*MATERIAL TO PROCESS*.
-.-.-

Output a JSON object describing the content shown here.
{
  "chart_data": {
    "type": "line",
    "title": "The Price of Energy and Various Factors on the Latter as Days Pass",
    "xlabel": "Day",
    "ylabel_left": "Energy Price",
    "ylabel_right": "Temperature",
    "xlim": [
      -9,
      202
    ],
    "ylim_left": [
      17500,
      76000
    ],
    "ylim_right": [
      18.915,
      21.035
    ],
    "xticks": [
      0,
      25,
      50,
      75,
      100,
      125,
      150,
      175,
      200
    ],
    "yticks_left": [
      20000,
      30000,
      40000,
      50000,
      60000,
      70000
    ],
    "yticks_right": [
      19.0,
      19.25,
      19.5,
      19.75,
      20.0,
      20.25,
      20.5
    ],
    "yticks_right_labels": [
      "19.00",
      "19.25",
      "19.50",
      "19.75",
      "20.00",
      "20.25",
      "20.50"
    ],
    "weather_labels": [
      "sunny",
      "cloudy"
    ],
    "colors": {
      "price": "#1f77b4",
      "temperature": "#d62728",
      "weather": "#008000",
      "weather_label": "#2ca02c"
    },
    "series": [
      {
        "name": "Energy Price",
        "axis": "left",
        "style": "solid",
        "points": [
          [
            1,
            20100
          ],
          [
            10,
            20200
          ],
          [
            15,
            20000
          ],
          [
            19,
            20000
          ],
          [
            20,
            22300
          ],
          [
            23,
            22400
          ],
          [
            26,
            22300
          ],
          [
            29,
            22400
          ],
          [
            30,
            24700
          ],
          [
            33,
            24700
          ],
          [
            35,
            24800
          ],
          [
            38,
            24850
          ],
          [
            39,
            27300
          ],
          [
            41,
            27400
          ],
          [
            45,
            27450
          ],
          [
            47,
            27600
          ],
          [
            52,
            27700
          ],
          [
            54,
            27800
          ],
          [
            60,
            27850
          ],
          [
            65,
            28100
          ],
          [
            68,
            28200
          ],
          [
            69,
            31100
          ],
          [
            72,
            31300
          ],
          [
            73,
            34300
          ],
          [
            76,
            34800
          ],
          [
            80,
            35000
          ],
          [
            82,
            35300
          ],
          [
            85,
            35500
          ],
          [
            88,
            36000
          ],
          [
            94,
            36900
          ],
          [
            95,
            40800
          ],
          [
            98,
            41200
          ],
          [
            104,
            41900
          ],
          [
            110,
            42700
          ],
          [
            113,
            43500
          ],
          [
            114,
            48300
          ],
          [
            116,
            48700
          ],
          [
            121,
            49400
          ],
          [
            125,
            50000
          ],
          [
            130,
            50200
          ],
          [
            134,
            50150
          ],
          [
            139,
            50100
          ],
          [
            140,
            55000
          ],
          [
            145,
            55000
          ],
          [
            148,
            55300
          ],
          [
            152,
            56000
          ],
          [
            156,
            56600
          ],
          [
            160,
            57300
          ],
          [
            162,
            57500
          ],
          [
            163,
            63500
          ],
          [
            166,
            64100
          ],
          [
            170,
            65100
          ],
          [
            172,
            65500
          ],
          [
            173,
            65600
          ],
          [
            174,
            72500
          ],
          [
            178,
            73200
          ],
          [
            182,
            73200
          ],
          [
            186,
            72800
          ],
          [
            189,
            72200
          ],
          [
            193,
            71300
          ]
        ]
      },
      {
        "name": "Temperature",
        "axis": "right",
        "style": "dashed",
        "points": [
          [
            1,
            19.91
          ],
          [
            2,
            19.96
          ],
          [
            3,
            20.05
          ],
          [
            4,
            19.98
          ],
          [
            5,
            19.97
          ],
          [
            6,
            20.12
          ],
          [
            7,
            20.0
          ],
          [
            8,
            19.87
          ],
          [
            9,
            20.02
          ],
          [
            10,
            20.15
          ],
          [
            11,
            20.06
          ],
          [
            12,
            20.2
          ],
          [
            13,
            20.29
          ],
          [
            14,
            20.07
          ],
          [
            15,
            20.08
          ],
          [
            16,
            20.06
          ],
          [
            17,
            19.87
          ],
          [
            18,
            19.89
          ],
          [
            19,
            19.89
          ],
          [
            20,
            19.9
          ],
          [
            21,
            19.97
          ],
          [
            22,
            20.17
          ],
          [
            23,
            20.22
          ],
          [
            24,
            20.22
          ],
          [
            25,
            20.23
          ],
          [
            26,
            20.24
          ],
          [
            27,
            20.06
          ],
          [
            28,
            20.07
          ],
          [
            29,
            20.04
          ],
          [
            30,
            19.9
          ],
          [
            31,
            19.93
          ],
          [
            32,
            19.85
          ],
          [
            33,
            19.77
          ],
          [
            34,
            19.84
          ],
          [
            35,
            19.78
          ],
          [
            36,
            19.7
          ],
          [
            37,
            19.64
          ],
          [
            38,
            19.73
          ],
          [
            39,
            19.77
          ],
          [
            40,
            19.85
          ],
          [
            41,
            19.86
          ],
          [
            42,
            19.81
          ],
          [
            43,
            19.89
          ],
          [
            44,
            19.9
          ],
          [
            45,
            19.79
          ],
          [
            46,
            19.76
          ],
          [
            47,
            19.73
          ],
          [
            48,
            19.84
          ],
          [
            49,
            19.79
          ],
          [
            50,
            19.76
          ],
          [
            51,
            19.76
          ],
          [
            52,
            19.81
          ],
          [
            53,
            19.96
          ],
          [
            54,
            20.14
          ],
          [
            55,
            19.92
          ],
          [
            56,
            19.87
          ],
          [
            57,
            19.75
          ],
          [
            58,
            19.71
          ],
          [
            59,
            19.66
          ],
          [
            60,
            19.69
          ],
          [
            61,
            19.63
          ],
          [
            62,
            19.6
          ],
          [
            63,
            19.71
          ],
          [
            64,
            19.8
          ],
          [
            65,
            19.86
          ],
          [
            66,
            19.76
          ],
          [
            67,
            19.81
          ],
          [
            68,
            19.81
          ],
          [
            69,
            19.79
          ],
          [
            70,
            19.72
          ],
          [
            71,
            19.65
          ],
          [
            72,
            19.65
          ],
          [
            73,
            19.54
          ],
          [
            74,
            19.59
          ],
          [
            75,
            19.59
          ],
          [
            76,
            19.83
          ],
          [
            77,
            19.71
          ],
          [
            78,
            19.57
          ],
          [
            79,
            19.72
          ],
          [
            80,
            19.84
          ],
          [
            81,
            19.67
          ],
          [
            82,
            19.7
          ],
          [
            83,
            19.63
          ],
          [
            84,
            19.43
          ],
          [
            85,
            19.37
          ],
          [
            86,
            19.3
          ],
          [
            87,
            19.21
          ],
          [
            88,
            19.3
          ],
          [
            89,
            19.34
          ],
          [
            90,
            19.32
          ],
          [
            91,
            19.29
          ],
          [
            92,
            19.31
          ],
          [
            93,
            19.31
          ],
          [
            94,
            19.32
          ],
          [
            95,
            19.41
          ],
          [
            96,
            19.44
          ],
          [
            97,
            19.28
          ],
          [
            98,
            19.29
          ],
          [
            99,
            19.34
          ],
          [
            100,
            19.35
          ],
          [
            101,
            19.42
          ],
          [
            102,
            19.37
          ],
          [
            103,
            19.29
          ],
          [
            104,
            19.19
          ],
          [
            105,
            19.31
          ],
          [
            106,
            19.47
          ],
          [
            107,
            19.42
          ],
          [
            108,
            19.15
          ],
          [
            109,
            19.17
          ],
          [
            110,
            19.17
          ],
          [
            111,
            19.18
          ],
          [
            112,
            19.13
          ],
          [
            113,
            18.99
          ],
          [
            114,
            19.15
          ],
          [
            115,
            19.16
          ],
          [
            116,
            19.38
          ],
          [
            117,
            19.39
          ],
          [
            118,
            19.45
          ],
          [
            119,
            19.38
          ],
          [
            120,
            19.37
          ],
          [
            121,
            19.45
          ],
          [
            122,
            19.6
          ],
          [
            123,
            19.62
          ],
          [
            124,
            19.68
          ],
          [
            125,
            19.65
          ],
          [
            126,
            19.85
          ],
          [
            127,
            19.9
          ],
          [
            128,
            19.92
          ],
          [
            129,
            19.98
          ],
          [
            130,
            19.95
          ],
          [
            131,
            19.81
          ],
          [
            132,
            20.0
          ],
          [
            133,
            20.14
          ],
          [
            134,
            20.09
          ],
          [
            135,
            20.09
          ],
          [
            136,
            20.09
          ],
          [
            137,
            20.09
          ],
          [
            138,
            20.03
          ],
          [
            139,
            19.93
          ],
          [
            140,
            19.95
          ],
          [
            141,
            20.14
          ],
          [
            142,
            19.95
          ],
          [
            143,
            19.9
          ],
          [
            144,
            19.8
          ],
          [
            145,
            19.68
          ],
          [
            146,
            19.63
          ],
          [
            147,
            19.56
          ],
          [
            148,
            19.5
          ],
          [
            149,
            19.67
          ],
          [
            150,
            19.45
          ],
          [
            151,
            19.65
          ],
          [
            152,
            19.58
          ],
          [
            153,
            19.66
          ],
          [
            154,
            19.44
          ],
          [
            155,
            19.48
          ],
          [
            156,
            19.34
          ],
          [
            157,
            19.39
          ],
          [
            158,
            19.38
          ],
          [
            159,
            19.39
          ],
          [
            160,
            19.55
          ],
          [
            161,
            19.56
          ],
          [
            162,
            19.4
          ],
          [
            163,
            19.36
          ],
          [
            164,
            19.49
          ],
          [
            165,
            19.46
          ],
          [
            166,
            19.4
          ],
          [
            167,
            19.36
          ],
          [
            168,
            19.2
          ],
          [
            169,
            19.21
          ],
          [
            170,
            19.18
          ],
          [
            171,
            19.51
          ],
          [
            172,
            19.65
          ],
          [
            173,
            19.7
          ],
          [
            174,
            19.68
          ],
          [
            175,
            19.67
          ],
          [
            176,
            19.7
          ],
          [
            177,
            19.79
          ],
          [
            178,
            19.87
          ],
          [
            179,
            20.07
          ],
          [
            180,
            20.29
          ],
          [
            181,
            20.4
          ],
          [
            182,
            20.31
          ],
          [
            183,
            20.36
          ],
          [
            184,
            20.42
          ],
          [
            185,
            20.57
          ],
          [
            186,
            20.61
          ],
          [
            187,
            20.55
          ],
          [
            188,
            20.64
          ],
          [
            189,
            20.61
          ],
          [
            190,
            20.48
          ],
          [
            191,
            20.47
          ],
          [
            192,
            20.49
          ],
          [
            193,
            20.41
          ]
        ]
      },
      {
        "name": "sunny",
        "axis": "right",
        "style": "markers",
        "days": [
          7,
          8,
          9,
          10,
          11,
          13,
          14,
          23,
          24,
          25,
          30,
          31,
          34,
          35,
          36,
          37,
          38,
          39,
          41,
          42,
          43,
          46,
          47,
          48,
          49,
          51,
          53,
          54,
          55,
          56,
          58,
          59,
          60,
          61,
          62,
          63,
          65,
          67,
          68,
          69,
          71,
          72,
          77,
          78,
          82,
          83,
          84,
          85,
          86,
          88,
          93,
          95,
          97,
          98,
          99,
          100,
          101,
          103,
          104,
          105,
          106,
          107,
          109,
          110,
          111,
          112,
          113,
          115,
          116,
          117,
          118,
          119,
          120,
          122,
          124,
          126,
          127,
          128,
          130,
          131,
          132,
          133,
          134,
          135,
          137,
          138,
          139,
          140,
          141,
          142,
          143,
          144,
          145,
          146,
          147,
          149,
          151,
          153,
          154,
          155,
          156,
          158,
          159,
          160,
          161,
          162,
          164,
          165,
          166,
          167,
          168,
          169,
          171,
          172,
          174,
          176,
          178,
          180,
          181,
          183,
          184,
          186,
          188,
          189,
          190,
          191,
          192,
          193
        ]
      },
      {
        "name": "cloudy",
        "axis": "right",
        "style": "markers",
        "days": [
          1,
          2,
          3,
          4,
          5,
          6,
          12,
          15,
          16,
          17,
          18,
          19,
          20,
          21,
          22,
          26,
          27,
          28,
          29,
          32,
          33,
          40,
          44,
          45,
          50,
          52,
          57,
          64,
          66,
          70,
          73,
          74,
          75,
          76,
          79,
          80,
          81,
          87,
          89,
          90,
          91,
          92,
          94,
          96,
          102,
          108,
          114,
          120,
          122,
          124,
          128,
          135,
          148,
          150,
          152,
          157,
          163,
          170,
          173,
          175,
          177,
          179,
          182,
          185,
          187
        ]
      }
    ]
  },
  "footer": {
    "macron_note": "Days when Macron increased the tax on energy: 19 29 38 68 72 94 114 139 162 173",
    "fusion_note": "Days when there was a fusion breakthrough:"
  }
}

-.-.-

Copy and report every line where the word "name" is present.

*SOLUTION FOR THIS TASK*.
        "name": "Energy Price",
        "name": "Temperature",
        "name": "sunny",
        "name": "cloudy",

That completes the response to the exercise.